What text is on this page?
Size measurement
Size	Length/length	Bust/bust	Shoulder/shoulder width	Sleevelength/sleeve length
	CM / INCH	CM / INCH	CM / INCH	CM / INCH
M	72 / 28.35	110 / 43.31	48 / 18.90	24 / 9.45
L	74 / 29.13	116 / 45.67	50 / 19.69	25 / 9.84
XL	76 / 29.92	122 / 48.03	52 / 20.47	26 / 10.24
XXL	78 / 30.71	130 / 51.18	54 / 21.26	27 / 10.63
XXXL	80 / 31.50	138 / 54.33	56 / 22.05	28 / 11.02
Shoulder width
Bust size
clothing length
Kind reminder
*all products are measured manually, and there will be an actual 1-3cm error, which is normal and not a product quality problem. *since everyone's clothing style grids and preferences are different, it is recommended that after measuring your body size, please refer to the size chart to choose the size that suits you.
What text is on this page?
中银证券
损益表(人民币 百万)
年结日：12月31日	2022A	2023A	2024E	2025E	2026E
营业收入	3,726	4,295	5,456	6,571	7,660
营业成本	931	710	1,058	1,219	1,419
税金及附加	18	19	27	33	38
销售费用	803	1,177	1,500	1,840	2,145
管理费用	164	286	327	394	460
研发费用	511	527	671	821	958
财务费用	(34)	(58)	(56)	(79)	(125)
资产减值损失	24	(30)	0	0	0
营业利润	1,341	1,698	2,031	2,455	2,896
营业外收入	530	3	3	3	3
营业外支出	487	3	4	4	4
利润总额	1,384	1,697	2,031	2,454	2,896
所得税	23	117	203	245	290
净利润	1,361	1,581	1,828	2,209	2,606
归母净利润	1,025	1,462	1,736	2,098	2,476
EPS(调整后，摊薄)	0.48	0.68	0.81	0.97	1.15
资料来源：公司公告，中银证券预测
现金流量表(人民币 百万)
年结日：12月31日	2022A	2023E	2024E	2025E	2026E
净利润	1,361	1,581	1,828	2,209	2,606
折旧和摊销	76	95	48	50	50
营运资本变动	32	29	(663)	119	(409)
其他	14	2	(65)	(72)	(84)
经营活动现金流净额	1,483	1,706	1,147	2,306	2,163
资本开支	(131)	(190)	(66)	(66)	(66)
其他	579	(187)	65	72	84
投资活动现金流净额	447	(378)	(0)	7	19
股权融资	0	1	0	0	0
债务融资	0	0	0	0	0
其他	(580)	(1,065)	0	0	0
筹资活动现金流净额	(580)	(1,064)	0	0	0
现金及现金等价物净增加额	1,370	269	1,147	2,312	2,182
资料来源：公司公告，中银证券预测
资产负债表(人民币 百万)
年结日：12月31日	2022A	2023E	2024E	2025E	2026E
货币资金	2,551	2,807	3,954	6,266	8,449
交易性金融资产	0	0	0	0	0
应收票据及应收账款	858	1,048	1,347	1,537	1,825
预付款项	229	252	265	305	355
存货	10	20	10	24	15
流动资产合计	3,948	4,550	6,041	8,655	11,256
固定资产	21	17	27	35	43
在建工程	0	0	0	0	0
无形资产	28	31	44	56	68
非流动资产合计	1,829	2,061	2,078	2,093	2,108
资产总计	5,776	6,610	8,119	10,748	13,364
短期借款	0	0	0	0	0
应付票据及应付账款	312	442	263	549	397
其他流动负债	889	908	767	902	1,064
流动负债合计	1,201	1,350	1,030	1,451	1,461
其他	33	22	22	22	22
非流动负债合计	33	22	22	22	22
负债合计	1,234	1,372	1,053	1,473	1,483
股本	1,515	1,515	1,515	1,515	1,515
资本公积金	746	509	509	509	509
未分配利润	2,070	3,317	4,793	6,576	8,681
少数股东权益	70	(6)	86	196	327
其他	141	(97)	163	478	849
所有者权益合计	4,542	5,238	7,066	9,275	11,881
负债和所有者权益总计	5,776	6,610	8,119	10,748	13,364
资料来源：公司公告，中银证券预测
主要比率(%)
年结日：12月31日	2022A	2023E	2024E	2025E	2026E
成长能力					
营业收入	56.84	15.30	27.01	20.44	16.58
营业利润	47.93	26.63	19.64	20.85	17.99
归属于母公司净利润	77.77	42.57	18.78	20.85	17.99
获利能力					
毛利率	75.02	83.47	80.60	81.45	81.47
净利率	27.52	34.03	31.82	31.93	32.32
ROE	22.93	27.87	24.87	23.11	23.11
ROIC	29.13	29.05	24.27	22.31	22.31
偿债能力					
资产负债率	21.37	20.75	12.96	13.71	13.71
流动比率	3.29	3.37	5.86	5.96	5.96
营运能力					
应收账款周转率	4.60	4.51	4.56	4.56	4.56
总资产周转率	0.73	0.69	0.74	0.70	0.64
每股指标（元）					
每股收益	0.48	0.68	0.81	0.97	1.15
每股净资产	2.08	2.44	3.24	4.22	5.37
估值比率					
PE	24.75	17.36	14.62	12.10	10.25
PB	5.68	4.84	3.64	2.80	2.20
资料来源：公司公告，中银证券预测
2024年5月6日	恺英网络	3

# Challenge:
Check each line of the records above for "clothing", and copy those that have it.

# Task solution:
clothing length
*all products are measured manually, and there will be an actual 1-3cm error, which is normal and not a product quality problem. *since everyone's clothing style grids and preferences are different, it is recommended that after measuring your body size, please refer to the size chart to choose the size that suits you.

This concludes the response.